-------- Entries supplied
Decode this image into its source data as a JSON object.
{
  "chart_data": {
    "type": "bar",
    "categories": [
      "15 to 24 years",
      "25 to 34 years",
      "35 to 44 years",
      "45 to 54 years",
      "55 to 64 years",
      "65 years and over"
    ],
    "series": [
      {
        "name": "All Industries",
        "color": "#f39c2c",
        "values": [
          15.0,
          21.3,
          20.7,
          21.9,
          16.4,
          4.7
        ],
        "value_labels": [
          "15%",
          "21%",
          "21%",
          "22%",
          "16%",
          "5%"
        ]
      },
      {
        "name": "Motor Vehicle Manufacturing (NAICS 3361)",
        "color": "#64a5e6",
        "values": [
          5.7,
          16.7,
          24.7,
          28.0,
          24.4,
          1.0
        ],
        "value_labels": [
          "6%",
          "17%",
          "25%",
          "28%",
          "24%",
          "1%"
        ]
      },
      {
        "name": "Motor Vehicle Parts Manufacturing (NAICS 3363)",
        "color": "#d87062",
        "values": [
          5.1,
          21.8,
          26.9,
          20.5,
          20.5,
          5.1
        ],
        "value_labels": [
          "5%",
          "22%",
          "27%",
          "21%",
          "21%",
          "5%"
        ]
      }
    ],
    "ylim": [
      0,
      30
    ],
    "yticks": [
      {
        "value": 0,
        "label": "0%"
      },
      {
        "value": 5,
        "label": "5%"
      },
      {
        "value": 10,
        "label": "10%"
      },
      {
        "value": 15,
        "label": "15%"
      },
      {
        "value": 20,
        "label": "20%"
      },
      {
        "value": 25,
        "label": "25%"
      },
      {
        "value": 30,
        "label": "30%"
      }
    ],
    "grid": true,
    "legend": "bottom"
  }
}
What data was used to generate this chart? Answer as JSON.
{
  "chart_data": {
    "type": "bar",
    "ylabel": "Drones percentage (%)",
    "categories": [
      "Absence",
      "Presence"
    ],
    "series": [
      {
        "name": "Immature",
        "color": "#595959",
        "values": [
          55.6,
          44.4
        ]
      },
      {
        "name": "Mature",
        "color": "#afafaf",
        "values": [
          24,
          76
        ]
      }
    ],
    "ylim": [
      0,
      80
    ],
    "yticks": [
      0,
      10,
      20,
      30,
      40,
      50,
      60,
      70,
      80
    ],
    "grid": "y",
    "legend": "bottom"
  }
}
----------------
■ Requirement:
Give the lines exactly as they stand, from the line with "What data was" through the end of the material.

■ Exercise result:
What data was used to generate this chart? Answer as JSON.
{
  "chart_data": {
    "type": "bar",
    "ylabel": "Drones percentage (%)",
    "categories": [
      "Absence",
      "Presence"
    ],
    "series": [
      {
        "name": "Immature",
        "color": "#595959",
        "values": [
          55.6,
          44.4
        ]
      },
      {
        "name": "Mature",
        "color": "#afafaf",
        "values": [
          24,
          76
        ]
      }
    ],
    "ylim": [
      0,
      80
    ],
    "yticks": [
      0,
      10,
      20,
      30,
      40,
      50,
      60,
      70,
      80
    ],
    "grid": "y",
    "legend": "bottom"
  }
}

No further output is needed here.